▸ GOAL OF THE EXERCISE:
Copy out, unchanged, the stretch of the listing below from the line containing "iron bars — [1233, 95, 1326, 330]" through the line containing "window: left gable", including both of those lines.

[Element region listings]
_ _ _ _ _
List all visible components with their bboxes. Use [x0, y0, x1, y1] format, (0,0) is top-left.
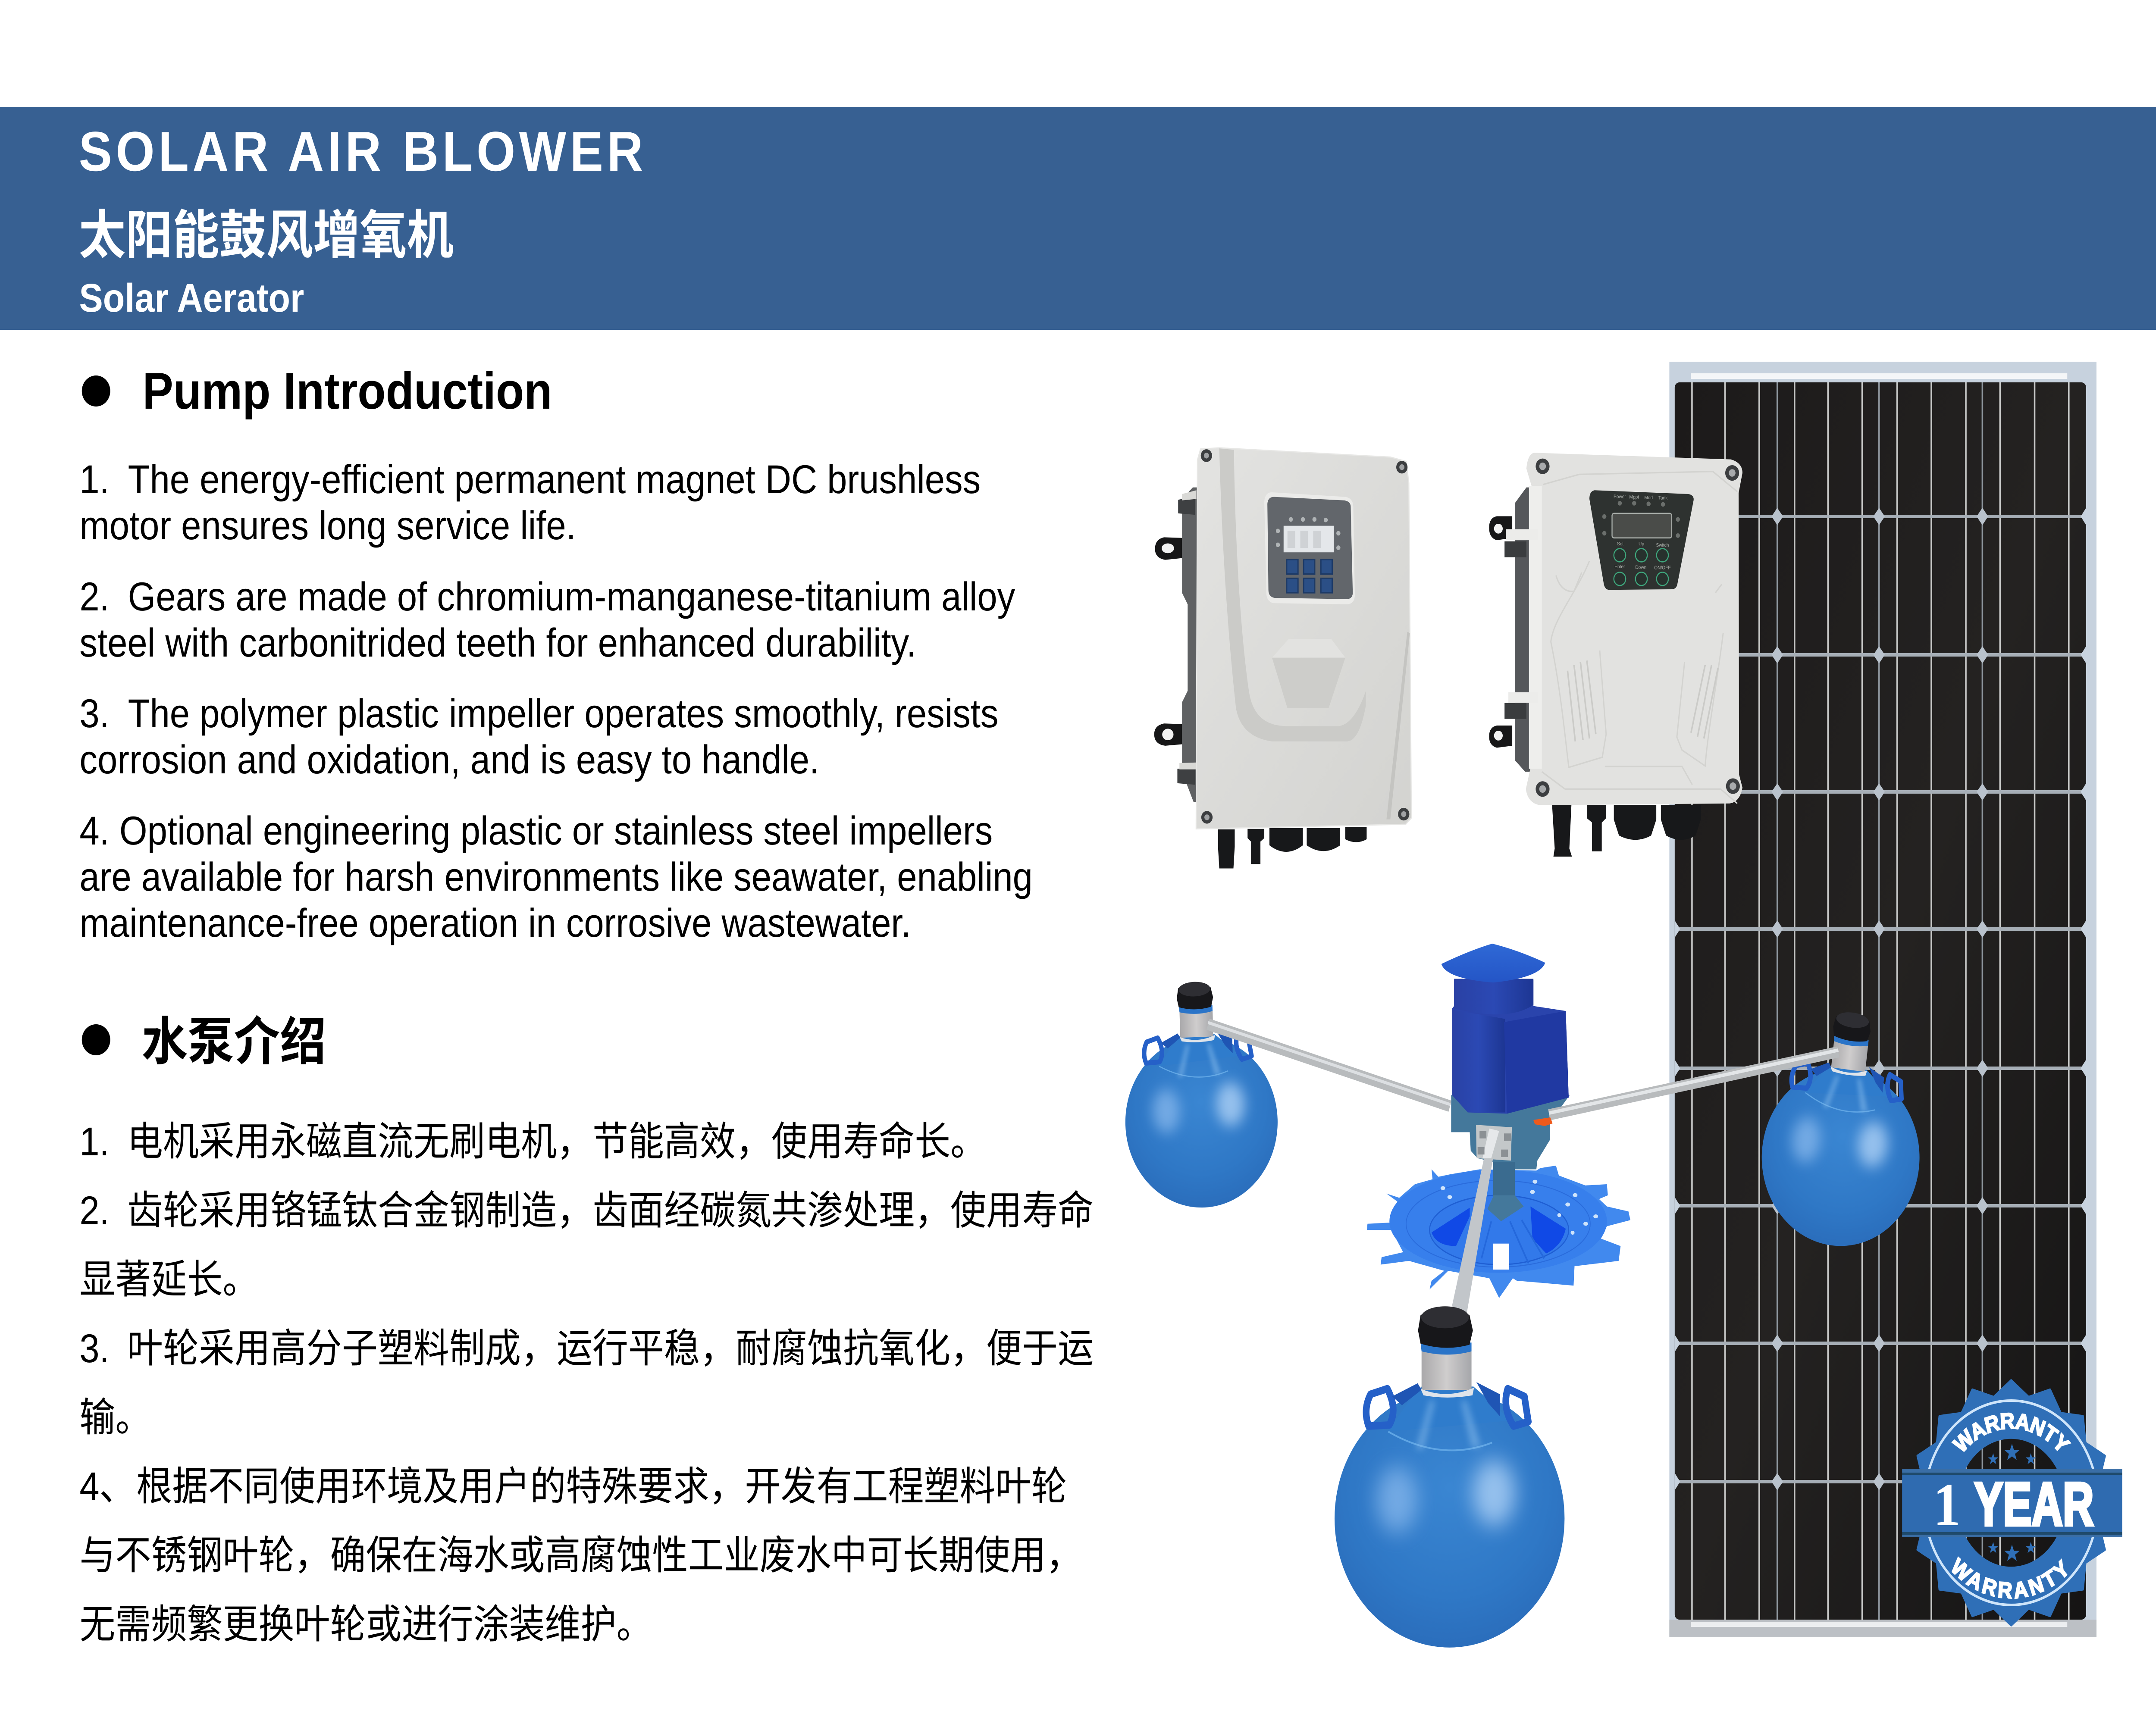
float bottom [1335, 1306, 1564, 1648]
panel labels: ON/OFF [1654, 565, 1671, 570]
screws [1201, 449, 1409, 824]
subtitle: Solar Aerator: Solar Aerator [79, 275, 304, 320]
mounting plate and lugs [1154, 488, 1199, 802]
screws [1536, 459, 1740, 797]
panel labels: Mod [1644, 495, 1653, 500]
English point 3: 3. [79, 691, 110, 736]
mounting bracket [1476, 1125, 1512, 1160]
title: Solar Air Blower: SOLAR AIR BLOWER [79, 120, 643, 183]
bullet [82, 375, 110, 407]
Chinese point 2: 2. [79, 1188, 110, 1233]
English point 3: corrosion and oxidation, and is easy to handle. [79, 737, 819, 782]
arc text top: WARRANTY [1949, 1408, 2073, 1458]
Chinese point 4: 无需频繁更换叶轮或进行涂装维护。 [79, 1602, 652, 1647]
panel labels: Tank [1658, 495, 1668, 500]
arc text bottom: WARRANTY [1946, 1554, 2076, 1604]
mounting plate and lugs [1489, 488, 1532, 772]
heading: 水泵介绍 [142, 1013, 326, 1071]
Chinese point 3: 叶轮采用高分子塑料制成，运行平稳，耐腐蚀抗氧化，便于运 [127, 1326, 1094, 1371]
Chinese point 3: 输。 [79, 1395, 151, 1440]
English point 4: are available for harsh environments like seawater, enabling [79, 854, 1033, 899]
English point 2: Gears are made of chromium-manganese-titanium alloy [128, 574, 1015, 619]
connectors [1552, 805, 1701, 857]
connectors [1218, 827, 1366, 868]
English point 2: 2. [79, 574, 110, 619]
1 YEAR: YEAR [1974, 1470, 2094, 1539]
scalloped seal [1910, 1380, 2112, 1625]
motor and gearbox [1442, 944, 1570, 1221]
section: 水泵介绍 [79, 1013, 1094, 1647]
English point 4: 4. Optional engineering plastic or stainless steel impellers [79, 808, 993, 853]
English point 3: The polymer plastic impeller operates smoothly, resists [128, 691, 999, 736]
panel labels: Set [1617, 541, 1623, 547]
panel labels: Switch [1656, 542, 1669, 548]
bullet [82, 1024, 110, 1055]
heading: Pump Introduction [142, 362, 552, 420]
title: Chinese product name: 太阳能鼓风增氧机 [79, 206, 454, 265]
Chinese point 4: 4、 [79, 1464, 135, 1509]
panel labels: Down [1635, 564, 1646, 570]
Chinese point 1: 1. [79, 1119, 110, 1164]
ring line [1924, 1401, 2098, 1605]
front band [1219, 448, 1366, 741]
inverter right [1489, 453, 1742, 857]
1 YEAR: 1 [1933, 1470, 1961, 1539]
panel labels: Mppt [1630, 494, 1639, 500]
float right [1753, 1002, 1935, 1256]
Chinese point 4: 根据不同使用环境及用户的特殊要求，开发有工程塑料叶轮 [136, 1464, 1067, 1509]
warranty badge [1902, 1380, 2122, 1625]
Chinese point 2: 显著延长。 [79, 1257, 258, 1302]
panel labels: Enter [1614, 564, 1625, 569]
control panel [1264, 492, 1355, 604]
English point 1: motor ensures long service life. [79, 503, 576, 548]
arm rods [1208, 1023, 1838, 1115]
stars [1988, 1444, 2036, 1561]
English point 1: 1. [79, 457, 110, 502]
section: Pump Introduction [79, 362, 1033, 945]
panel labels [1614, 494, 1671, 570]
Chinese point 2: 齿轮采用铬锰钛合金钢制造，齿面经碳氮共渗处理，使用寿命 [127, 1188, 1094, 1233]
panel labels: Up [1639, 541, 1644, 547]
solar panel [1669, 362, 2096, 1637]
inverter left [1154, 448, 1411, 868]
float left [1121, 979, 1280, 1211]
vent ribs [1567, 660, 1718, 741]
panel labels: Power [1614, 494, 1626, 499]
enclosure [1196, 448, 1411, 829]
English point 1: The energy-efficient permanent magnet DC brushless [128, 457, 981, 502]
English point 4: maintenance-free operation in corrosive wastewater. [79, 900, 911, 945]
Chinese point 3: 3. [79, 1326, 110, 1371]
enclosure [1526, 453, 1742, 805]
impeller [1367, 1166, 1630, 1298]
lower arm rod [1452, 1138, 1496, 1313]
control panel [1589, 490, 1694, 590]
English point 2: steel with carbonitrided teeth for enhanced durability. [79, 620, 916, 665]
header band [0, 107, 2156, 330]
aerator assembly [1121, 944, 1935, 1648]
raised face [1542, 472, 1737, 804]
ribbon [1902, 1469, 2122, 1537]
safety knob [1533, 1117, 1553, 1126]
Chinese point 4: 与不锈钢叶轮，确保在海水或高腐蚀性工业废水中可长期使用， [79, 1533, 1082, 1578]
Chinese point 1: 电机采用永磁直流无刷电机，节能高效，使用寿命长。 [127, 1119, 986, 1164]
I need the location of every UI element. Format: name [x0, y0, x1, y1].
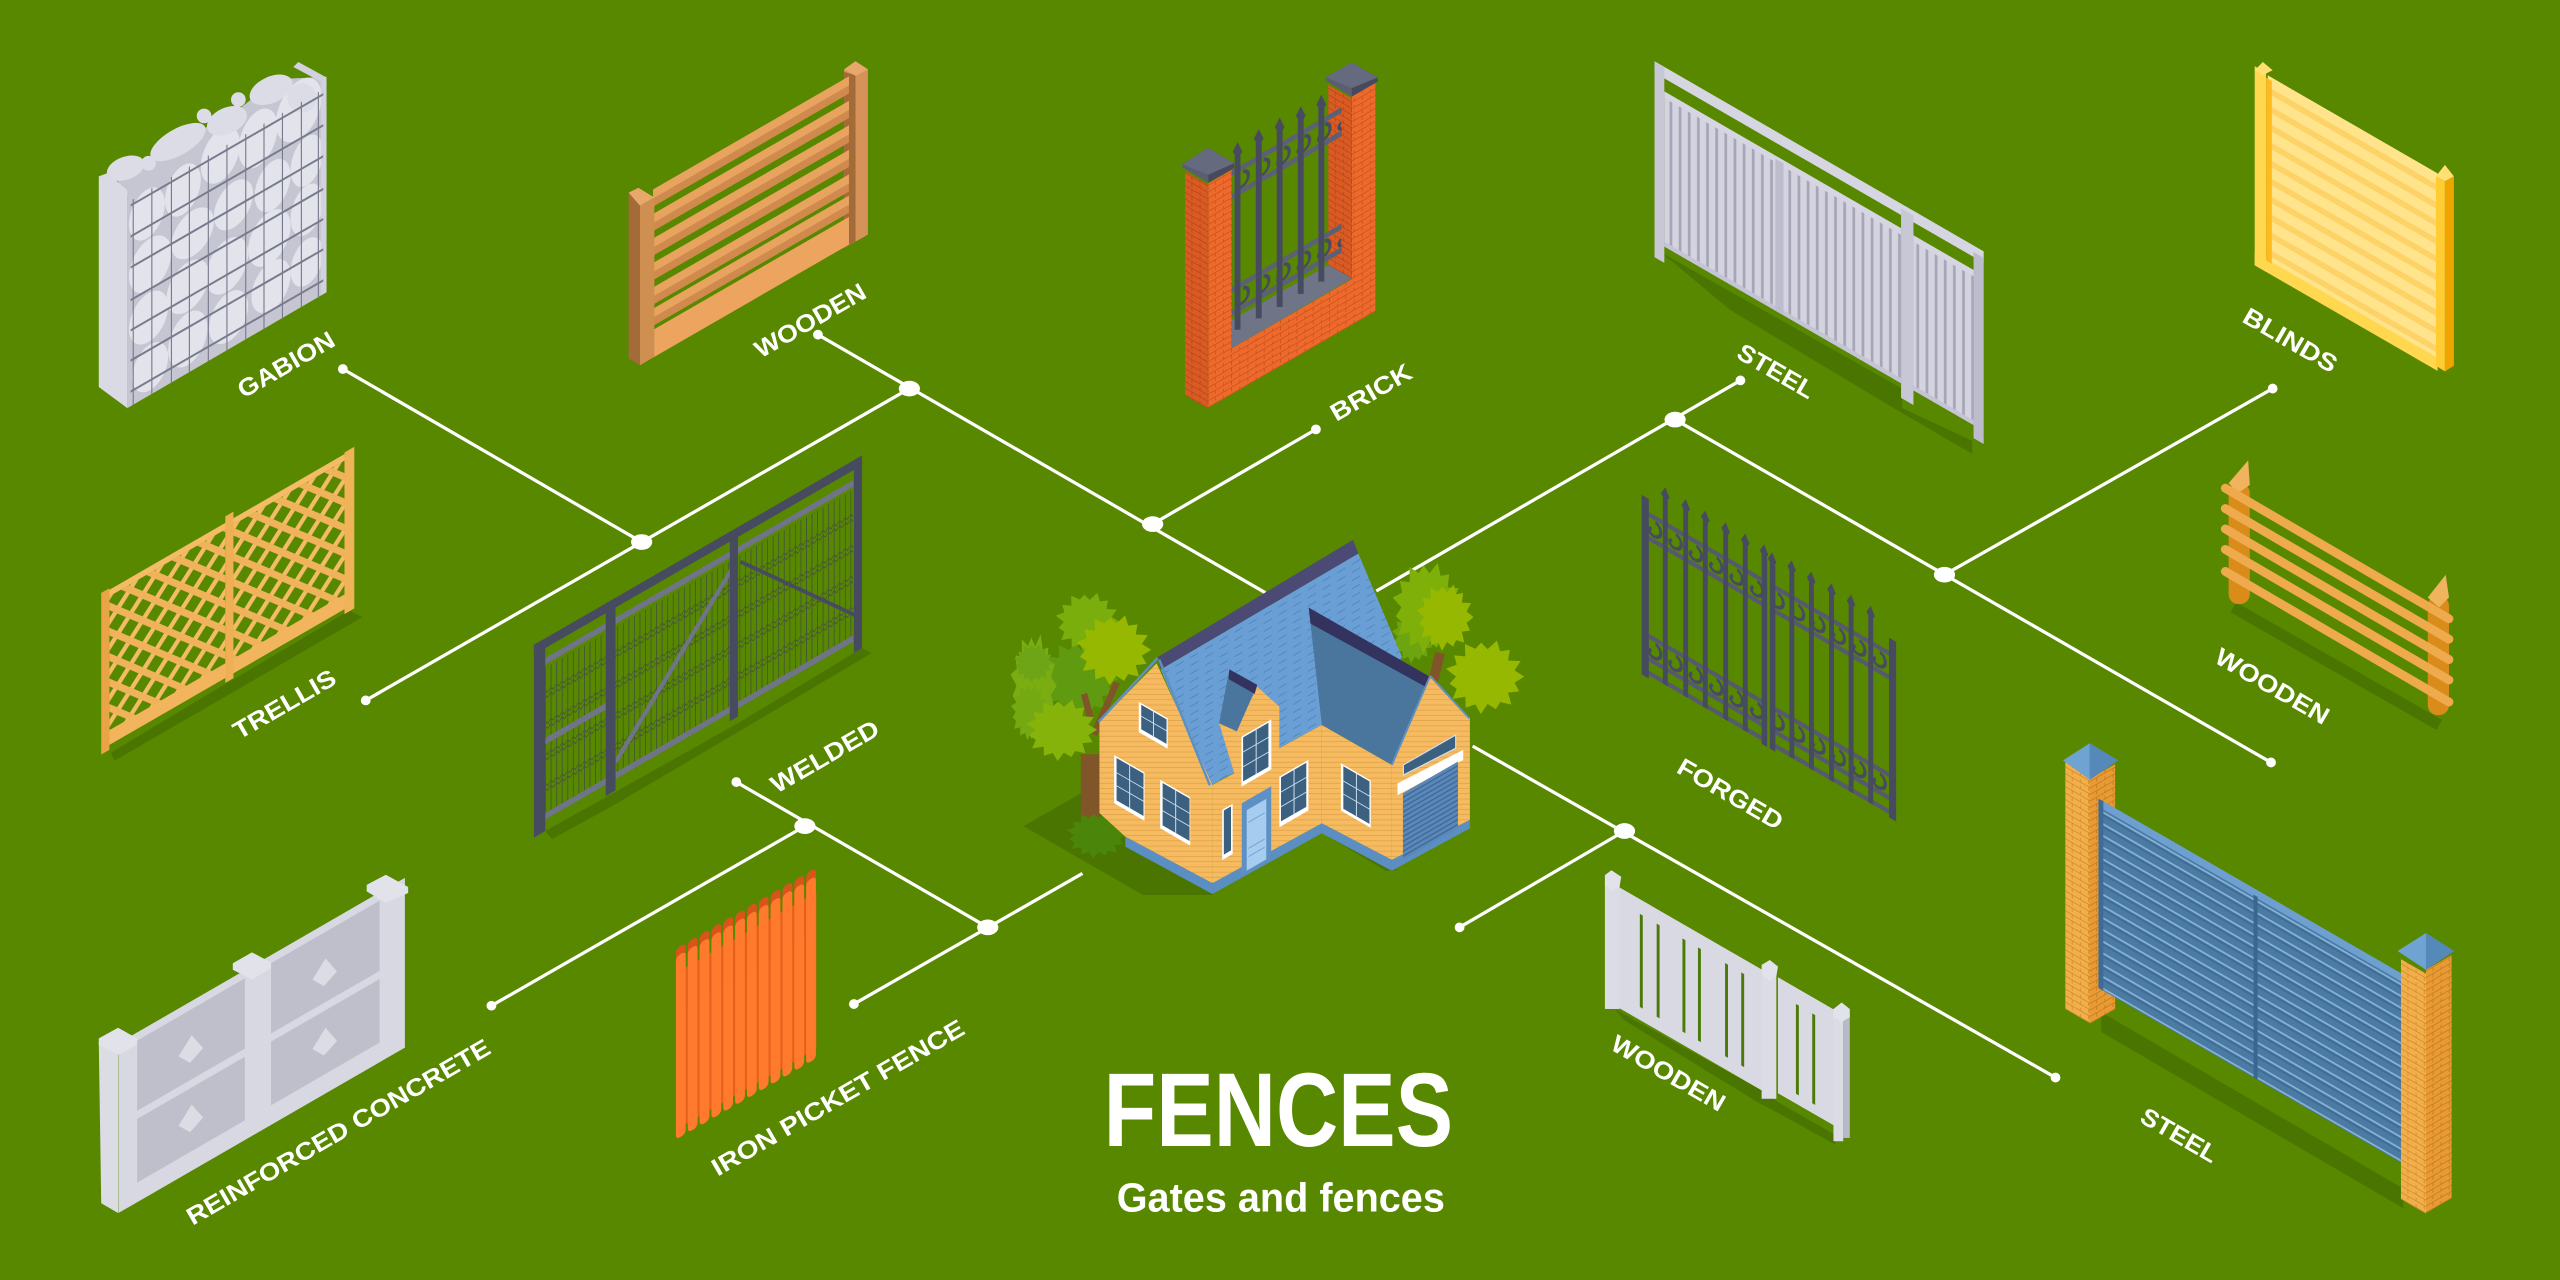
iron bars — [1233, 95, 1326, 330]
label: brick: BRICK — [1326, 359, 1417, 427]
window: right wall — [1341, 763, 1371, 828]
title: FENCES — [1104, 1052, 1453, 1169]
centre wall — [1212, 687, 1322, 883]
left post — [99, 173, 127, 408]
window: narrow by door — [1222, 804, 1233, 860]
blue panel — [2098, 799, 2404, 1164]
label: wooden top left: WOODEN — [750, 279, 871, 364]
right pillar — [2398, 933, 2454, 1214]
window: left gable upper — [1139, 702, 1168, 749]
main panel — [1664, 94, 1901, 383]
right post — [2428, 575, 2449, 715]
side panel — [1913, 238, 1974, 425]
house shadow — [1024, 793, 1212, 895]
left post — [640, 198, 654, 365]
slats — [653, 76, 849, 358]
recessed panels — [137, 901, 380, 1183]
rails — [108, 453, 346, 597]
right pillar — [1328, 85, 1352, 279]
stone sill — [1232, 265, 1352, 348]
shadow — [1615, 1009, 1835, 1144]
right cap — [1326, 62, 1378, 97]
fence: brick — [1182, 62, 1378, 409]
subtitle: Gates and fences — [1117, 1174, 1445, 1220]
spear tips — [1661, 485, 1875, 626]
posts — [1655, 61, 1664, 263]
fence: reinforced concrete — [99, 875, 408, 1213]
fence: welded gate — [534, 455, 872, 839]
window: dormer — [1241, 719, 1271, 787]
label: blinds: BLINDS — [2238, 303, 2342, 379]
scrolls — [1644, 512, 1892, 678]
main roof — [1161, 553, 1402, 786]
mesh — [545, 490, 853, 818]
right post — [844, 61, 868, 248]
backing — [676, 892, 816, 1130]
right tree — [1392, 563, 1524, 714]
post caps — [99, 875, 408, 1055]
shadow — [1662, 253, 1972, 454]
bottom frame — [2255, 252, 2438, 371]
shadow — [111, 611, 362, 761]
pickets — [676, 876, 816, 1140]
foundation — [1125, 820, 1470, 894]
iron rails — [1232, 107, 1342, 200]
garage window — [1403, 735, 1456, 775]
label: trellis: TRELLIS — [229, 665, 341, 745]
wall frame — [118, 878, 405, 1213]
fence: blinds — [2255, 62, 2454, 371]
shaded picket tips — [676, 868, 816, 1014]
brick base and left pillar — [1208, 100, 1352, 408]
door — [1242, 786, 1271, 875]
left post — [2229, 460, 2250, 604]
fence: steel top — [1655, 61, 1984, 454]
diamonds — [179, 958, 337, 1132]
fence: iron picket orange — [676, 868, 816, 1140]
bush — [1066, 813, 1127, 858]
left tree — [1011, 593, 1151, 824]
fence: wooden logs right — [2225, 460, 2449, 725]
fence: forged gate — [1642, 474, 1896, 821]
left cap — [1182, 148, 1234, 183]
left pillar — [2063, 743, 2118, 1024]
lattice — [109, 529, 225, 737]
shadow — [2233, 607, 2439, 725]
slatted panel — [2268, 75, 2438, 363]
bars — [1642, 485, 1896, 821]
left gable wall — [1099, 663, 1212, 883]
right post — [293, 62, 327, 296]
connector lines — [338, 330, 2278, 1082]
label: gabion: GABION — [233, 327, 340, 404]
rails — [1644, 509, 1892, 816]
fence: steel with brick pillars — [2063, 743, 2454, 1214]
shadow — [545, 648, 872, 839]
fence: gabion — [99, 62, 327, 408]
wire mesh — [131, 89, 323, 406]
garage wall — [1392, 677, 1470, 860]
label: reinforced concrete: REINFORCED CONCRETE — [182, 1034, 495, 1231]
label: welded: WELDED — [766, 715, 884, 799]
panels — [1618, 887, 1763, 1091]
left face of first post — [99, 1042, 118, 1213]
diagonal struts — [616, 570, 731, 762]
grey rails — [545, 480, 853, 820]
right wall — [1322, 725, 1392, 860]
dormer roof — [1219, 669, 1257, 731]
_ _ _ _ _
▸ TASK SOLUTION:
iron bars — [1233, 95, 1326, 330]
label: brick: BRICK — [1326, 359, 1417, 427]
window: right wall — [1341, 763, 1371, 828]
title: FENCES — [1104, 1052, 1453, 1169]
centre wall — [1212, 687, 1322, 883]
left post — [99, 173, 127, 408]
window: narrow by door — [1222, 804, 1233, 860]
blue panel — [2098, 799, 2404, 1164]
label: wooden top left: WOODEN — [750, 279, 871, 364]
right pillar — [2398, 933, 2454, 1214]
window: left gable upper — [1139, 702, 1168, 749]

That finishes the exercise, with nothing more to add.